(WORK TO COMPLETE): Search the data for the word "与抛物线的解析式". Reproduce every line where it is found.

# GIVEN RECORDS start

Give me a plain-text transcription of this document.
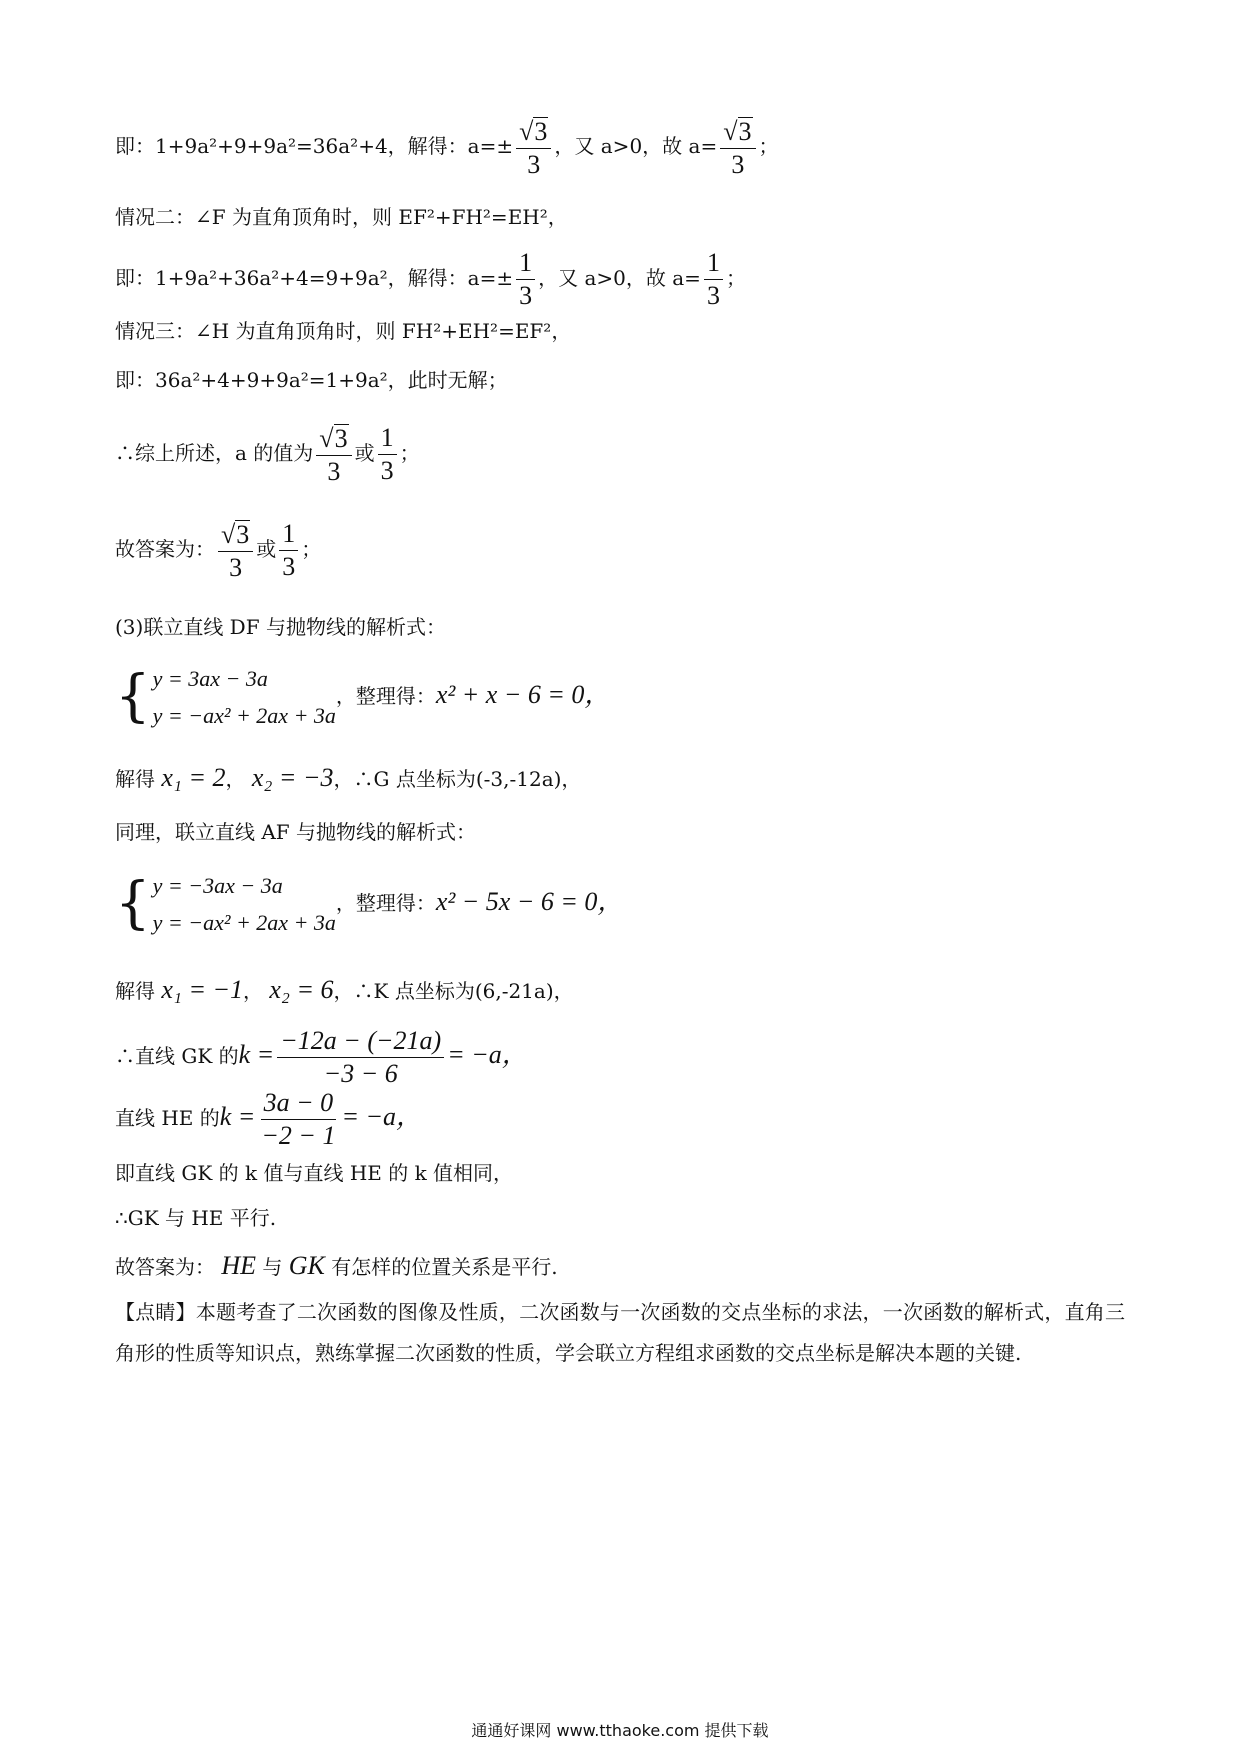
即：1+9a²+9+9a²=36a²+4，解得：$a=\pm \frac{√ 3}{3}$ ，又 a>0，故 $a= \frac{√ 3}{3}$ ；
情况二：∠F 为直角顶角时，则 EF²+FH²=EH²，
即：1+9a²+36a²+4=9+9a²，解得：$a=\pm \frac{1}{3}$ ，又 a>0，故 $a= \frac{1}{3}$ ；
情况三：∠H 为直角顶角时，则 FH²+EH²=EF²，
即：36a²+4+9+9a²=1+9a²，此时无解；
∴综上所述，a 的值为 $\frac{√ 3}{3}$ 或 $\frac{1}{3}$ ；
故答案为： $\frac{√ 3}{3}$ 或 $\frac{1}{3}$ ；
(3)联立直线 DF 与抛物线的解析式：
{ y = 3ax − 3a
y = −ax² + 2ax + 3a
，整理得：x² + x − 6 = 0，
解得 x₁ = 2， x₂ = −3，∴G 点坐标为(-3,-12a)，
同理，联立直线 AF 与抛物线的解析式：
{ y = −3ax − 3a
y = −ax² + 2ax + 3a
，整理得：x² − 5x − 6 = 0，
解得 x₁ = −1， x₂ = 6，∴K 点坐标为(6,-21a)，
∴直线 GK 的$k = \frac{-12a - (-21a)}{-3 - 6} = -a$，
直线 HE 的$k = \frac{3a - 0}{-2 - 1} = -a$，
即直线 GK 的 k 值与直线 HE 的 k 值相同，
∴GK 与 HE 平行.
故答案为： HE 与 GK 有怎样的位置关系是平行.
【点睛】本题考查了二次函数的图像及性质，二次函数与一次函数的交点坐标的求法，一次函数的解析式，直角三角形的性质等知识点，熟练掌握二次函数的性质，学会联立方程组求函数的交点坐标是解决本题的关键.
通通好课网 www.tthaoke.com 提供下载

# GIVEN RECORDS end

(WRITTEN ANSWER):
(3)联立直线 DF 与抛物线的解析式：
同理，联立直线 AF 与抛物线的解析式：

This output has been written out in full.